Extracted data entries
○ ○ ○
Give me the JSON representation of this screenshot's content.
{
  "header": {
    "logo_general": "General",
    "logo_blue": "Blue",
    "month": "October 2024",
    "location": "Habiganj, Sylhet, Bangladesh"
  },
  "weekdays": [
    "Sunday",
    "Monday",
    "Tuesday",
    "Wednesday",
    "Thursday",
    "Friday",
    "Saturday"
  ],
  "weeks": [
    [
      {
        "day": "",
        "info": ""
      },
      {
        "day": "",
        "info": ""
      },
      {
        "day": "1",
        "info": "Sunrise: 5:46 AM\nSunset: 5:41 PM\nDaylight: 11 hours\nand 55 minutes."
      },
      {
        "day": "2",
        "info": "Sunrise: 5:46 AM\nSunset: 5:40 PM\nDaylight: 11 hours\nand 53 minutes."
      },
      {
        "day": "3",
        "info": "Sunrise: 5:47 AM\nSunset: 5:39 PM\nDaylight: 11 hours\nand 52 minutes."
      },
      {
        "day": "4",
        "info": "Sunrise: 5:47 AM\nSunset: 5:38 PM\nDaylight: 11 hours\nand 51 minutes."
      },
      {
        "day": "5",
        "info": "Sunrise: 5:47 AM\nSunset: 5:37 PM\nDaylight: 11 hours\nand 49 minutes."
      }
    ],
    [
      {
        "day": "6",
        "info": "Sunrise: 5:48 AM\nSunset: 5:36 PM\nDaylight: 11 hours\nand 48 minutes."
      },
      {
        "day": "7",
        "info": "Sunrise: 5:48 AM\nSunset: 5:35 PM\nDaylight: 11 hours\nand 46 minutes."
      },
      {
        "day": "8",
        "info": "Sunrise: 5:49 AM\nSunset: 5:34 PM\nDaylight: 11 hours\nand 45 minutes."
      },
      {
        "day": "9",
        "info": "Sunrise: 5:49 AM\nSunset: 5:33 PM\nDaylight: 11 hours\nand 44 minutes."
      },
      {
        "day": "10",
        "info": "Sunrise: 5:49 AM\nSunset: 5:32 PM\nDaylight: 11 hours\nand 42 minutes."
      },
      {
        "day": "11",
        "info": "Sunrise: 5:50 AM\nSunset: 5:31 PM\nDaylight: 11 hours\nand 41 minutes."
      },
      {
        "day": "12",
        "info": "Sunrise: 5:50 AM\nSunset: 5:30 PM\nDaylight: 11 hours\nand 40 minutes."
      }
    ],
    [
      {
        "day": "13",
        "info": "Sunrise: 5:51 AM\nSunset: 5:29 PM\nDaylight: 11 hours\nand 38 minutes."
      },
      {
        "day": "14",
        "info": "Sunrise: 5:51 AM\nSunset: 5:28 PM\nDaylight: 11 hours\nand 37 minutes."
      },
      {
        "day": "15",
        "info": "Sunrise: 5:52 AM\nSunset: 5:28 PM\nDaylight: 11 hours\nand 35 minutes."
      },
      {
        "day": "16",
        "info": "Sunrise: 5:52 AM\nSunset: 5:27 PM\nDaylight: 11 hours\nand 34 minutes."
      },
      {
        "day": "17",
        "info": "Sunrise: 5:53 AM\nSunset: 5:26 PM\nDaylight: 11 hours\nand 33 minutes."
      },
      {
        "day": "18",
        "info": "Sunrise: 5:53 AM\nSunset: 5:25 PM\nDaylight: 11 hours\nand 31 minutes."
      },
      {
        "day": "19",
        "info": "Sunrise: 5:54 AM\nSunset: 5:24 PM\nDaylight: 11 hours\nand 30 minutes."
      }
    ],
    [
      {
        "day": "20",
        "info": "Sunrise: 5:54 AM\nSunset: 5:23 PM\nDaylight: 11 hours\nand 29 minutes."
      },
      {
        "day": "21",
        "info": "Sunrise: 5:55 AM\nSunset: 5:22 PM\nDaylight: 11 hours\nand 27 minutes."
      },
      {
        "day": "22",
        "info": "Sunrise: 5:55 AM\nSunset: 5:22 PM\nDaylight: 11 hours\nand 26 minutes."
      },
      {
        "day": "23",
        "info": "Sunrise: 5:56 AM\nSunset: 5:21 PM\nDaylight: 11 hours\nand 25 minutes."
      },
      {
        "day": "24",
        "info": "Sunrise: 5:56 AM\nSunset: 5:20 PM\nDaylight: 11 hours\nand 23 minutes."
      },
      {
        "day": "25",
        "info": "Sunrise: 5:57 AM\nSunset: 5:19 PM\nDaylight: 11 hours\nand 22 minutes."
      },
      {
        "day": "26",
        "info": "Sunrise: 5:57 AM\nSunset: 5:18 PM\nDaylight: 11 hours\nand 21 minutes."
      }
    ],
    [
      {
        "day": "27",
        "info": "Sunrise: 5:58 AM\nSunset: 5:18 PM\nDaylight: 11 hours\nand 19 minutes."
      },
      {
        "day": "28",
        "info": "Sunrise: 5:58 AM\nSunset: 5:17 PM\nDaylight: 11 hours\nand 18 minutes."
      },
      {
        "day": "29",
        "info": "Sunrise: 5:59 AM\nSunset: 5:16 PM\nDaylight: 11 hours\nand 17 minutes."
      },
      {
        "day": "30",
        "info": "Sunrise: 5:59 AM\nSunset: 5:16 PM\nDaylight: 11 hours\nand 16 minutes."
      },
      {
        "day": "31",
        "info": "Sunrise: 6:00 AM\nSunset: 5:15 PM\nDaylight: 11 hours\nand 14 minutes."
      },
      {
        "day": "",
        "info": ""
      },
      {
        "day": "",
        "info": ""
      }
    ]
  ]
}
○ ○ ○
● **REQUIRED WORK**
Nothing should be left out: repeat all of the data exactly.

● **OUTPUT OF THE TASK**
Give me the JSON representation of this screenshot's content.
{
  "header": {
    "logo_general": "General",
    "logo_blue": "Blue",
    "month": "October 2024",
    "location": "Habiganj, Sylhet, Bangladesh"
  },
  "weekdays": [
    "Sunday",
    "Monday",
    "Tuesday",
    "Wednesday",
    "Thursday",
    "Friday",
    "Saturday"
  ],
  "weeks": [
    [
      {
        "day": "",
        "info": ""
      },
      {
        "day": "",
        "info": ""
      },
      {
        "day": "1",
        "info": "Sunrise: 5:46 AM\nSunset: 5:41 PM\nDaylight: 11 hours\nand 55 minutes."
      },
      {
        "day": "2",
        "info": "Sunrise: 5:46 AM\nSunset: 5:40 PM\nDaylight: 11 hours\nand 53 minutes."
      },
      {
        "day": "3",
        "info": "Sunrise: 5:47 AM\nSunset: 5:39 PM\nDaylight: 11 hours\nand 52 minutes."
      },
      {
        "day": "4",
        "info": "Sunrise: 5:47 AM\nSunset: 5:38 PM\nDaylight: 11 hours\nand 51 minutes."
      },
      {
        "day": "5",
        "info": "Sunrise: 5:47 AM\nSunset: 5:37 PM\nDaylight: 11 hours\nand 49 minutes."
      }
    ],
    [
      {
        "day": "6",
        "info": "Sunrise: 5:48 AM\nSunset: 5:36 PM\nDaylight: 11 hours\nand 48 minutes."
      },
      {
        "day": "7",
        "info": "Sunrise: 5:48 AM\nSunset: 5:35 PM\nDaylight: 11 hours\nand 46 minutes."
      },
      {
        "day": "8",
        "info": "Sunrise: 5:49 AM\nSunset: 5:34 PM\nDaylight: 11 hours\nand 45 minutes."
      },
      {
        "day": "9",
        "info": "Sunrise: 5:49 AM\nSunset: 5:33 PM\nDaylight: 11 hours\nand 44 minutes."
      },
      {
        "day": "10",
        "info": "Sunrise: 5:49 AM\nSunset: 5:32 PM\nDaylight: 11 hours\nand 42 minutes."
      },
      {
        "day": "11",
        "info": "Sunrise: 5:50 AM\nSunset: 5:31 PM\nDaylight: 11 hours\nand 41 minutes."
      },
      {
        "day": "12",
        "info": "Sunrise: 5:50 AM\nSunset: 5:30 PM\nDaylight: 11 hours\nand 40 minutes."
      }
    ],
    [
      {
        "day": "13",
        "info": "Sunrise: 5:51 AM\nSunset: 5:29 PM\nDaylight: 11 hours\nand 38 minutes."
      },
      {
        "day": "14",
        "info": "Sunrise: 5:51 AM\nSunset: 5:28 PM\nDaylight: 11 hours\nand 37 minutes."
      },
      {
        "day": "15",
        "info": "Sunrise: 5:52 AM\nSunset: 5:28 PM\nDaylight: 11 hours\nand 35 minutes."
      },
      {
        "day": "16",
        "info": "Sunrise: 5:52 AM\nSunset: 5:27 PM\nDaylight: 11 hours\nand 34 minutes."
      },
      {
        "day": "17",
        "info": "Sunrise: 5:53 AM\nSunset: 5:26 PM\nDaylight: 11 hours\nand 33 minutes."
      },
      {
        "day": "18",
        "info": "Sunrise: 5:53 AM\nSunset: 5:25 PM\nDaylight: 11 hours\nand 31 minutes."
      },
      {
        "day": "19",
        "info": "Sunrise: 5:54 AM\nSunset: 5:24 PM\nDaylight: 11 hours\nand 30 minutes."
      }
    ],
    [
      {
        "day": "20",
        "info": "Sunrise: 5:54 AM\nSunset: 5:23 PM\nDaylight: 11 hours\nand 29 minutes."
      },
      {
        "day": "21",
        "info": "Sunrise: 5:55 AM\nSunset: 5:22 PM\nDaylight: 11 hours\nand 27 minutes."
      },
      {
        "day": "22",
        "info": "Sunrise: 5:55 AM\nSunset: 5:22 PM\nDaylight: 11 hours\nand 26 minutes."
      },
      {
        "day": "23",
        "info": "Sunrise: 5:56 AM\nSunset: 5:21 PM\nDaylight: 11 hours\nand 25 minutes."
      },
      {
        "day": "24",
        "info": "Sunrise: 5:56 AM\nSunset: 5:20 PM\nDaylight: 11 hours\nand 23 minutes."
      },
      {
        "day": "25",
        "info": "Sunrise: 5:57 AM\nSunset: 5:19 PM\nDaylight: 11 hours\nand 22 minutes."
      },
      {
        "day": "26",
        "info": "Sunrise: 5:57 AM\nSunset: 5:18 PM\nDaylight: 11 hours\nand 21 minutes."
      }
    ],
    [
      {
        "day": "27",
        "info": "Sunrise: 5:58 AM\nSunset: 5:18 PM\nDaylight: 11 hours\nand 19 minutes."
      },
      {
        "day": "28",
        "info": "Sunrise: 5:58 AM\nSunset: 5:17 PM\nDaylight: 11 hours\nand 18 minutes."
      },
      {
        "day": "29",
        "info": "Sunrise: 5:59 AM\nSunset: 5:16 PM\nDaylight: 11 hours\nand 17 minutes."
      },
      {
        "day": "30",
        "info": "Sunrise: 5:59 AM\nSunset: 5:16 PM\nDaylight: 11 hours\nand 16 minutes."
      },
      {
        "day": "31",
        "info": "Sunrise: 6:00 AM\nSunset: 5:15 PM\nDaylight: 11 hours\nand 14 minutes."
      },
      {
        "day": "",
        "info": ""
      },
      {
        "day": "",
        "info": ""
      }
    ]
  ]
}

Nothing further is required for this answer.